#### YOUR GOAL
Repeat the entire listing exactly as written.

---------- DATA EXCERPTS ----------

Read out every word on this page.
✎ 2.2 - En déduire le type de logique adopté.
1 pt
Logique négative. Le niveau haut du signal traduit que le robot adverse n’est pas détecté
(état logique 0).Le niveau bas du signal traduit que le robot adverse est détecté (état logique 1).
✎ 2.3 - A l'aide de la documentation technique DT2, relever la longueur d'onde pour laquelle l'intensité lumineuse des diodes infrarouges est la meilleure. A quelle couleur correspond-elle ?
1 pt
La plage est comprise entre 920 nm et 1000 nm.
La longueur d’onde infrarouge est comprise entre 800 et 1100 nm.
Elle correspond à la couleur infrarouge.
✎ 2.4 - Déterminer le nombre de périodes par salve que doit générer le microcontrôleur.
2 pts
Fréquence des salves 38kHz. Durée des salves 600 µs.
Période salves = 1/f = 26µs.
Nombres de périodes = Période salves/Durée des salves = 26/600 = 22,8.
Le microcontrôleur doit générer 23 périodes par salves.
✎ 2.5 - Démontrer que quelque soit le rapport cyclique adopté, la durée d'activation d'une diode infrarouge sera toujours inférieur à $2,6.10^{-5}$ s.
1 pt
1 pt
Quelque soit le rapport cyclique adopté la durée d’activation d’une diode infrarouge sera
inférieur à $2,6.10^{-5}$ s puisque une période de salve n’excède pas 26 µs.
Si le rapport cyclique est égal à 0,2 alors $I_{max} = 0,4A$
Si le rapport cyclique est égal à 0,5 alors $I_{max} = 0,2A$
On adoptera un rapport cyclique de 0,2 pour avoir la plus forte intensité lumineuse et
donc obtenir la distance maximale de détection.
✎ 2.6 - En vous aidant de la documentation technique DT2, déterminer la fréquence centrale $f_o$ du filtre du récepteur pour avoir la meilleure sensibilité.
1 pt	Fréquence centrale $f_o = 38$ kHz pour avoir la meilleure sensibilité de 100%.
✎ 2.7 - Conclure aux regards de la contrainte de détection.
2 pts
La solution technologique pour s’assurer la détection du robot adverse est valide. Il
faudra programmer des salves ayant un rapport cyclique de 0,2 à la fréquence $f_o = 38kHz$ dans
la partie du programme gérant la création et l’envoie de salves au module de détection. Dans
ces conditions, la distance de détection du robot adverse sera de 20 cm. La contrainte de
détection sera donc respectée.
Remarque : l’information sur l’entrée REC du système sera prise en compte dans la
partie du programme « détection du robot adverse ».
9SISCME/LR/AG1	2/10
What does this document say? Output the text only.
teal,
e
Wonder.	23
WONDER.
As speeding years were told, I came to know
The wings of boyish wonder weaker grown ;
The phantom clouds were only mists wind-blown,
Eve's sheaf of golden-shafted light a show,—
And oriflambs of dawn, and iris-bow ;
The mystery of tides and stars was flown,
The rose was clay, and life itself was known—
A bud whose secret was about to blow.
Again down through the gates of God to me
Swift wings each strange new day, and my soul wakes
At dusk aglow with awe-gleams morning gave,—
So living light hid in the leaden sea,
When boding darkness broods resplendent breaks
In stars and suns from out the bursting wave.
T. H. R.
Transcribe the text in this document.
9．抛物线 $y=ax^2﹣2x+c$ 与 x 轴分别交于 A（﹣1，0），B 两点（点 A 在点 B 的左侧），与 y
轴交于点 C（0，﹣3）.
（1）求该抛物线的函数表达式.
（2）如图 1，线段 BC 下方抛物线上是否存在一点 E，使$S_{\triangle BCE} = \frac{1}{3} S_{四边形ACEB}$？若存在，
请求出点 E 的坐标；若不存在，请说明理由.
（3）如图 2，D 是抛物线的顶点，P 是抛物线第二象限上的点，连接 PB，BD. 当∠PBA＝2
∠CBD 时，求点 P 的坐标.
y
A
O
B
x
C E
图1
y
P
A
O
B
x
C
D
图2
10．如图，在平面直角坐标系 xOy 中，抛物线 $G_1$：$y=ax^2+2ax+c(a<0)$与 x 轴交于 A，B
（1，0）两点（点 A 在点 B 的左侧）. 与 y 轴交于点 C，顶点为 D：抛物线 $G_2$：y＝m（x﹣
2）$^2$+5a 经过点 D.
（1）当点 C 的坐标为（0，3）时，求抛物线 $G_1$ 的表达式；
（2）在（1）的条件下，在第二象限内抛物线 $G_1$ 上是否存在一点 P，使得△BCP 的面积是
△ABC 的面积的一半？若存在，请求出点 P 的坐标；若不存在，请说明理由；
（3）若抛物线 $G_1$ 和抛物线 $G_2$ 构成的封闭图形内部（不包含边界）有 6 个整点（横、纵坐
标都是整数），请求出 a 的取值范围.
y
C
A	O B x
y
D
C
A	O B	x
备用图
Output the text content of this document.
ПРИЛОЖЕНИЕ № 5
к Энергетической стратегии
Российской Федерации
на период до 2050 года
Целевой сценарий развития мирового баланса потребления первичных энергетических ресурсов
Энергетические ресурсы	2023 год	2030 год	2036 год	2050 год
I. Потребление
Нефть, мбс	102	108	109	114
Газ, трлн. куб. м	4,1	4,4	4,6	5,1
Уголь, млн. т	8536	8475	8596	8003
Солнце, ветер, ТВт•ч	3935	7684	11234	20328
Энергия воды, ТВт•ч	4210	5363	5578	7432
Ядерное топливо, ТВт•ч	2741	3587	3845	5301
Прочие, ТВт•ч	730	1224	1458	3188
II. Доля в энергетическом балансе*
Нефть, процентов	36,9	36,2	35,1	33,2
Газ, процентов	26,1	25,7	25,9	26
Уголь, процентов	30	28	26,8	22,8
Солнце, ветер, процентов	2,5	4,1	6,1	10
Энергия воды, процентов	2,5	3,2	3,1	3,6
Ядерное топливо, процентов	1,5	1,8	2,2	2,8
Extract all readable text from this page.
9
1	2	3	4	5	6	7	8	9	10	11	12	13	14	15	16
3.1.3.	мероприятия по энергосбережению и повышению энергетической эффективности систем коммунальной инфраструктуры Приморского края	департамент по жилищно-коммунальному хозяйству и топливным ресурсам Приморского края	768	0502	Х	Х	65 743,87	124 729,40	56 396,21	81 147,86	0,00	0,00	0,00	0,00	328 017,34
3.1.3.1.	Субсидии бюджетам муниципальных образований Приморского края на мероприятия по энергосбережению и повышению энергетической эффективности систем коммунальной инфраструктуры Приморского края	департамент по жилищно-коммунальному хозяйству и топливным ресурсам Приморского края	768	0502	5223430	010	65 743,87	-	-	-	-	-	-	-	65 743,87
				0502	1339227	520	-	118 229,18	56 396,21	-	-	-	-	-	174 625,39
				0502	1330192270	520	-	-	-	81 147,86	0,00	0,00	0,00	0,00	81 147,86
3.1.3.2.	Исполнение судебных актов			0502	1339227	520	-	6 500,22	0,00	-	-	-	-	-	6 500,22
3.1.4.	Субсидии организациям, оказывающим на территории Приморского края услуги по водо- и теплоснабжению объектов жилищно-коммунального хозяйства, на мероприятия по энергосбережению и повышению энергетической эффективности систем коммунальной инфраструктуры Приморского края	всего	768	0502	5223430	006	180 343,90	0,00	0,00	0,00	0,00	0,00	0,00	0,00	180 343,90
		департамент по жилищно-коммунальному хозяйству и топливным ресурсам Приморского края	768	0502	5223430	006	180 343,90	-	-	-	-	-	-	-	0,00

----------

#### COMPLETED EXERCISE
Read out every word on this page.
✎ 2.2 - En déduire le type de logique adopté.
1 pt
Logique négative. Le niveau haut du signal traduit que le robot adverse n’est pas détecté
(état logique 0).Le niveau bas du signal traduit que le robot adverse est détecté (état logique 1).
✎ 2.3 - A l'aide de la documentation technique DT2, relever la longueur d'onde pour laquelle l'intensité lumineuse des diodes infrarouges est la meilleure. A quelle couleur correspond-elle ?
1 pt
La plage est comprise entre 920 nm et 1000 nm.
La longueur d’onde infrarouge est comprise entre 800 et 1100 nm.
Elle correspond à la couleur infrarouge.
✎ 2.4 - Déterminer le nombre de périodes par salve que doit générer le microcontrôleur.
2 pts
Fréquence des salves 38kHz. Durée des salves 600 µs.
Période salves = 1/f = 26µs.
Nombres de périodes = Période salves/Durée des salves = 26/600 = 22,8.
Le microcontrôleur doit générer 23 périodes par salves.
✎ 2.5 - Démontrer que quelque soit le rapport cyclique adopté, la durée d'activation d'une diode infrarouge sera toujours inférieur à $2,6.10^{-5}$ s.
1 pt
1 pt
Quelque soit le rapport cyclique adopté la durée d’activation d’une diode infrarouge sera
inférieur à $2,6.10^{-5}$ s puisque une période de salve n’excède pas 26 µs.
Si le rapport cyclique est égal à 0,2 alors $I_{max} = 0,4A$
Si le rapport cyclique est égal à 0,5 alors $I_{max} = 0,2A$
On adoptera un rapport cyclique de 0,2 pour avoir la plus forte intensité lumineuse et
donc obtenir la distance maximale de détection.
✎ 2.6 - En vous aidant de la documentation technique DT2, déterminer la fréquence centrale $f_o$ du filtre du récepteur pour avoir la meilleure sensibilité.
1 pt	Fréquence centrale $f_o = 38$ kHz pour avoir la meilleure sensibilité de 100%.
✎ 2.7 - Conclure aux regards de la contrainte de détection.
2 pts
La solution technologique pour s’assurer la détection du robot adverse est valide. Il
faudra programmer des salves ayant un rapport cyclique de 0,2 à la fréquence $f_o = 38kHz$ dans
la partie du programme gérant la création et l’envoie de salves au module de détection. Dans
ces conditions, la distance de détection du robot adverse sera de 20 cm. La contrainte de
détection sera donc respectée.
Remarque : l’information sur l’entrée REC du système sera prise en compte dans la
partie du programme « détection du robot adverse ».
9SISCME/LR/AG1	2/10
What does this document say? Output the text only.
teal,
e
Wonder.	23
WONDER.
As speeding years were told, I came to know
The wings of boyish wonder weaker grown ;
The phantom clouds were only mists wind-blown,
Eve's sheaf of golden-shafted light a show,—
And oriflambs of dawn, and iris-bow ;
The mystery of tides and stars was flown,
The rose was clay, and life itself was known—
A bud whose secret was about to blow.
Again down through the gates of God to me
Swift wings each strange new day, and my soul wakes
At dusk aglow with awe-gleams morning gave,—
So living light hid in the leaden sea,
When boding darkness broods resplendent breaks
In stars and suns from out the bursting wave.
T. H. R.
Transcribe the text in this document.
9．抛物线 $y=ax^2﹣2x+c$ 与 x 轴分别交于 A（﹣1，0），B 两点（点 A 在点 B 的左侧），与 y
轴交于点 C（0，﹣3）.
（1）求该抛物线的函数表达式.
（2）如图 1，线段 BC 下方抛物线上是否存在一点 E，使$S_{\triangle BCE} = \frac{1}{3} S_{四边形ACEB}$？若存在，
请求出点 E 的坐标；若不存在，请说明理由.
（3）如图 2，D 是抛物线的顶点，P 是抛物线第二象限上的点，连接 PB，BD. 当∠PBA＝2
∠CBD 时，求点 P 的坐标.
y
A
O
B
x
C E
图1
y
P
A
O
B
x
C
D
图2
10．如图，在平面直角坐标系 xOy 中，抛物线 $G_1$：$y=ax^2+2ax+c(a<0)$与 x 轴交于 A，B
（1，0）两点（点 A 在点 B 的左侧）. 与 y 轴交于点 C，顶点为 D：抛物线 $G_2$：y＝m（x﹣
2）$^2$+5a 经过点 D.
（1）当点 C 的坐标为（0，3）时，求抛物线 $G_1$ 的表达式；
（2）在（1）的条件下，在第二象限内抛物线 $G_1$ 上是否存在一点 P，使得△BCP 的面积是
△ABC 的面积的一半？若存在，请求出点 P 的坐标；若不存在，请说明理由；
（3）若抛物线 $G_1$ 和抛物线 $G_2$ 构成的封闭图形内部（不包含边界）有 6 个整点（横、纵坐
标都是整数），请求出 a 的取值范围.
y
C
A	O B x
y
D
C
A	O B	x
备用图
Output the text content of this document.
ПРИЛОЖЕНИЕ № 5
к Энергетической стратегии
Российской Федерации
на период до 2050 года
Целевой сценарий развития мирового баланса потребления первичных энергетических ресурсов
Энергетические ресурсы	2023 год	2030 год	2036 год	2050 год
I. Потребление
Нефть, мбс	102	108	109	114
Газ, трлн. куб. м	4,1	4,4	4,6	5,1
Уголь, млн. т	8536	8475	8596	8003
Солнце, ветер, ТВт•ч	3935	7684	11234	20328
Энергия воды, ТВт•ч	4210	5363	5578	7432
Ядерное топливо, ТВт•ч	2741	3587	3845	5301
Прочие, ТВт•ч	730	1224	1458	3188
II. Доля в энергетическом балансе*
Нефть, процентов	36,9	36,2	35,1	33,2
Газ, процентов	26,1	25,7	25,9	26
Уголь, процентов	30	28	26,8	22,8
Солнце, ветер, процентов	2,5	4,1	6,1	10
Энергия воды, процентов	2,5	3,2	3,1	3,6
Ядерное топливо, процентов	1,5	1,8	2,2	2,8
Extract all readable text from this page.
9
1	2	3	4	5	6	7	8	9	10	11	12	13	14	15	16
3.1.3.	мероприятия по энергосбережению и повышению энергетической эффективности систем коммунальной инфраструктуры Приморского края	департамент по жилищно-коммунальному хозяйству и топливным ресурсам Приморского края	768	0502	Х	Х	65 743,87	124 729,40	56 396,21	81 147,86	0,00	0,00	0,00	0,00	328 017,34
3.1.3.1.	Субсидии бюджетам муниципальных образований Приморского края на мероприятия по энергосбережению и повышению энергетической эффективности систем коммунальной инфраструктуры Приморского края	департамент по жилищно-коммунальному хозяйству и топливным ресурсам Приморского края	768	0502	5223430	010	65 743,87	-	-	-	-	-	-	-	65 743,87
				0502	1339227	520	-	118 229,18	56 396,21	-	-	-	-	-	174 625,39
				0502	1330192270	520	-	-	-	81 147,86	0,00	0,00	0,00	0,00	81 147,86
3.1.3.2.	Исполнение судебных актов			0502	1339227	520	-	6 500,22	0,00	-	-	-	-	-	6 500,22
3.1.4.	Субсидии организациям, оказывающим на территории Приморского края услуги по водо- и теплоснабжению объектов жилищно-коммунального хозяйства, на мероприятия по энергосбережению и повышению энергетической эффективности систем коммунальной инфраструктуры Приморского края	всего	768	0502	5223430	006	180 343,90	0,00	0,00	0,00	0,00	0,00	0,00	0,00	180 343,90
		департамент по жилищно-коммунальному хозяйству и топливным ресурсам Приморского края	768	0502	5223430	006	180 343,90	-	-	-	-	-	-	-	0,00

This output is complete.